__Text block__.
>> Start
Suzie Q

Modern Cantonese

Modern Cantonese

Year

2024

Client

Mama's Dining Group

Service

Culinary Creative Director

Modern Cantonese for a room that knew what it wanted to be. A nod to the past with a Melbourne sensibility, built to last.

© Suzie Q

Context

Suzie Q arrived as the second of three Mama's Dining Group launches, opening one month after Windsor Wine Room. Two storeys, 150 seats on Chapel Street: an '80s-tinged Cantonese dining room sitting above a karaoke bar. The brief wasn't to make a good Chinese restaurant. It was to build a culinary identity that could hold its own in a city with genuine Cantonese dining culture, attract a crowd that knew the difference, and operate inside a high-volume group trading environment. A nod to the past that still ran like a serious modern operation.

The room came with ambition and red leather booths. The rest had to be built.

What we built

Scope

Concept development · Kitchen design & build · Equipment sourcing · Supplier setup · Team recruitment · Culinary direction · Menu architecture · Dish development · Recipe books · SOPs · Training protocols · Documentation · Health & safety · Council approval · Launch · Ongoing management

Three rooms: main dining, private dining, and a karaoke room. Each with its own energy and occasion logic. The karaoke room isn't an afterthought. It's a cultural position.
>> End
__Stated problem 1__. Rewrite the part of the Suzie Q page starting with "Modern Cantonese for" and going on through "serious modern operation.", replacing "Chapel Street" with "Smith Street".

__Material for the task__.
>> Start
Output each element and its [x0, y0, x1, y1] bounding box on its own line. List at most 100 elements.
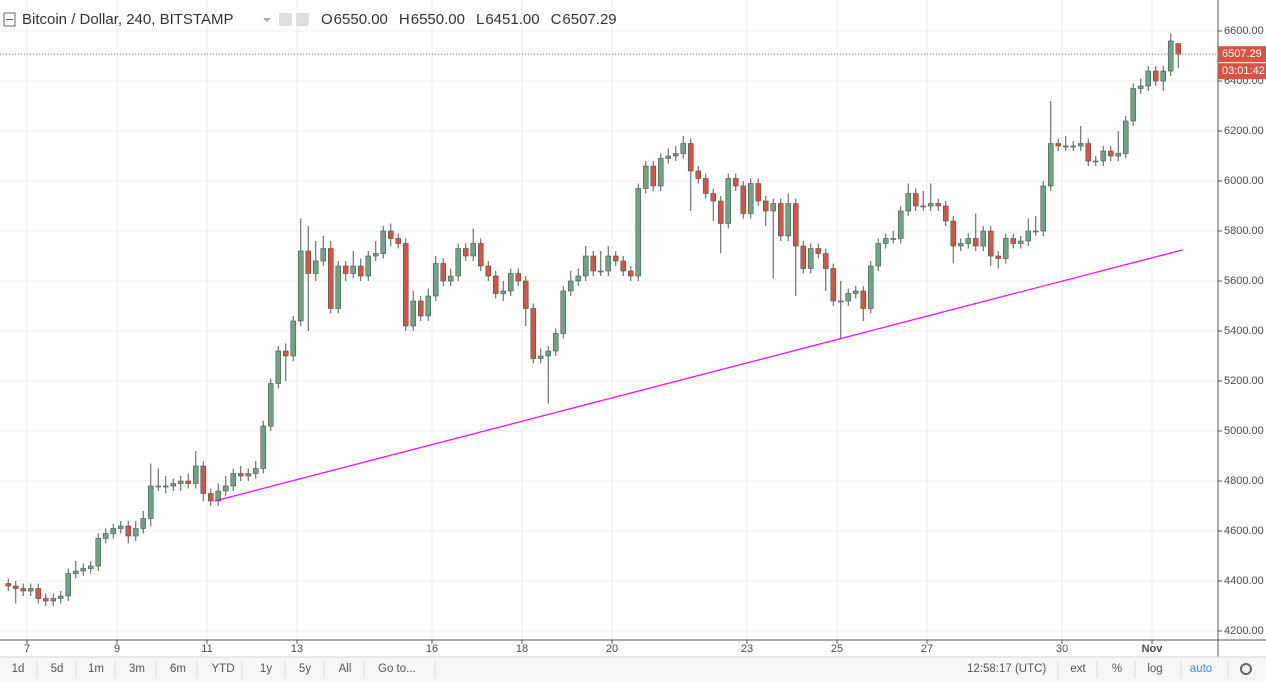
candle-body — [20, 588, 27, 592]
settings-icon[interactable] — [296, 13, 309, 26]
ohlc-key: L — [476, 11, 484, 28]
range-button[interactable]: 1m — [88, 663, 104, 675]
candle-body — [380, 230, 387, 254]
candle-body — [425, 295, 432, 317]
toolbar-option[interactable]: ext — [1070, 663, 1086, 675]
ohlc-value: 6550.00 — [334, 11, 388, 28]
header: Bitcoin / Dollar, 240, BITSTAMP O 6550.00… — [3, 11, 617, 28]
countdown-label: 03:01:42 — [1222, 65, 1265, 77]
candle-body — [42, 598, 49, 602]
candle-body — [485, 265, 492, 277]
candle-body — [290, 320, 297, 357]
candle-body — [387, 230, 394, 239]
candle-body — [35, 588, 42, 599]
candle-body — [305, 250, 312, 274]
settings-gear[interactable] — [1240, 663, 1252, 675]
candle-body — [170, 483, 177, 487]
candle-body — [837, 300, 844, 303]
candle-body — [980, 230, 987, 247]
range-button[interactable]: 1y — [260, 663, 272, 675]
candle-body — [95, 538, 102, 567]
candle-body — [12, 585, 19, 589]
candle-body — [1025, 230, 1032, 242]
candle-body — [747, 183, 754, 214]
x-tick-label: 7 — [24, 643, 30, 655]
range-button[interactable]: 1d — [12, 663, 25, 675]
candle-body — [672, 153, 679, 157]
gear-icon[interactable] — [1240, 663, 1252, 675]
candle-body — [492, 275, 499, 294]
symbol-dropdown[interactable] — [263, 18, 271, 22]
candle-body — [1077, 143, 1084, 147]
candle-body — [777, 203, 784, 237]
last-price-label: 6507.29 — [1222, 48, 1262, 60]
x-tick-label: 30 — [1056, 643, 1068, 655]
range-button[interactable]: 5y — [299, 663, 311, 675]
y-tick-label: 5000.00 — [1224, 425, 1264, 437]
range-button[interactable]: YTD — [212, 663, 235, 675]
candle-body — [110, 528, 117, 534]
candle-body — [732, 178, 739, 187]
toolbar-option[interactable]: % — [1112, 663, 1122, 675]
candle-body — [297, 250, 304, 322]
range-button[interactable]: 6m — [170, 663, 186, 675]
y-tick-label: 5800.00 — [1224, 225, 1264, 237]
candles — [5, 33, 1183, 606]
candle-body — [507, 273, 514, 292]
candle-body — [830, 268, 837, 302]
candle-body — [207, 493, 214, 502]
toolbar-option[interactable]: auto — [1190, 663, 1212, 675]
candle-body — [612, 255, 619, 262]
candle-body — [695, 170, 702, 179]
ohlc-value: 6507.29 — [562, 11, 616, 28]
candle-body — [222, 485, 229, 492]
candle-body — [530, 308, 537, 359]
candle-body — [1055, 143, 1062, 147]
candle-body — [335, 265, 342, 309]
candle-body — [147, 485, 154, 519]
candle-body — [185, 480, 192, 484]
y-tick-label: 4400.00 — [1224, 575, 1264, 587]
range-button[interactable]: 5d — [51, 663, 64, 675]
range-button[interactable]: 3m — [129, 663, 145, 675]
candle-body — [410, 300, 417, 327]
candle-body — [267, 383, 274, 427]
candle-body — [57, 595, 64, 599]
y-tick-label: 5400.00 — [1224, 325, 1264, 337]
collapse-icon[interactable] — [3, 12, 16, 27]
candle-body — [162, 485, 169, 488]
x-tick-label: 23 — [741, 643, 753, 655]
candle-body — [627, 270, 634, 277]
candle-body — [995, 255, 1002, 259]
candle-body — [275, 350, 282, 384]
range-button[interactable]: All — [339, 663, 352, 675]
candle-body — [620, 260, 627, 272]
candle-body — [1130, 88, 1137, 122]
candle-body — [522, 280, 529, 309]
goto-button[interactable]: Go to... — [378, 663, 416, 675]
y-tick-label: 4600.00 — [1224, 525, 1264, 537]
candle-body — [725, 178, 732, 224]
candle-body — [852, 290, 859, 294]
candle-body — [1085, 143, 1092, 162]
candle-body — [875, 243, 882, 267]
candle-body — [320, 248, 327, 262]
y-tick-label: 5200.00 — [1224, 375, 1264, 387]
toolbar-option[interactable]: log — [1147, 663, 1162, 675]
y-tick-label: 5600.00 — [1224, 275, 1264, 287]
candle-body — [27, 588, 34, 592]
visibility-icon[interactable] — [279, 13, 292, 26]
candle-body — [327, 248, 334, 309]
candle-body — [815, 248, 822, 254]
x-tick-label: 13 — [291, 643, 303, 655]
candle-body — [800, 245, 807, 269]
candle-body — [972, 238, 979, 247]
candle-body — [5, 583, 12, 587]
y-tick-label: 4800.00 — [1224, 475, 1264, 487]
candle-body — [987, 230, 994, 257]
candle-body — [357, 265, 364, 277]
candle-body — [117, 525, 124, 529]
candle-body — [582, 255, 589, 277]
candle-body — [477, 243, 484, 267]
>> End
__Stated problem 2__. Please copy out, unchanged, the lines of the records starting with the line with "candle-body — [20, 588, 27, 592]" and going on through the line with "x-tick-label: 7 — [24, 643, 30, 655]", both included, and nothing else.

__Expected output 1__.
Modern Cantonese for a room that knew what it wanted to be. A nod to the past with a Melbourne sensibility, built to last.

© Suzie Q

Context

Suzie Q arrived as the second of three Mama's Dining Group launches, opening one month after Windsor Wine Room. Two storeys, 150 seats on Smith Street: an '80s-tinged Cantonese dining room sitting above a karaoke bar. The brief wasn't to make a good Chinese restaurant. It was to build a culinary identity that could hold its own in a city with genuine Cantonese dining culture, attract a crowd that knew the difference, and operate inside a high-volume group trading environment. A nod to the past that still ran like a serious modern operation.

__Expected output 2__.
candle-body — [20, 588, 27, 592]
settings-icon[interactable] — [296, 13, 309, 26]
ohlc-key: L — [476, 11, 484, 28]
range-button[interactable]: 1m — [88, 663, 104, 675]
candle-body — [380, 230, 387, 254]
candle-body — [425, 295, 432, 317]
toolbar-option[interactable]: ext — [1070, 663, 1086, 675]
ohlc-value: 6550.00 — [334, 11, 388, 28]
header: Bitcoin / Dollar, 240, BITSTAMP O 6550.00… — [3, 11, 617, 28]
countdown-label: 03:01:42 — [1222, 65, 1265, 77]
candle-body — [42, 598, 49, 602]
candle-body — [485, 265, 492, 277]
candle-body — [290, 320, 297, 357]
candle-body — [387, 230, 394, 239]
candle-body — [35, 588, 42, 599]
candle-body — [305, 250, 312, 274]
settings-gear[interactable] — [1240, 663, 1252, 675]
candle-body — [170, 483, 177, 487]
candle-body — [837, 300, 844, 303]
candle-body — [980, 230, 987, 247]
range-button[interactable]: 1y — [260, 663, 272, 675]
candle-body — [95, 538, 102, 567]
candle-body — [12, 585, 19, 589]
candle-body — [1025, 230, 1032, 242]
candle-body — [747, 183, 754, 214]
x-tick-label: 7 — [24, 643, 30, 655]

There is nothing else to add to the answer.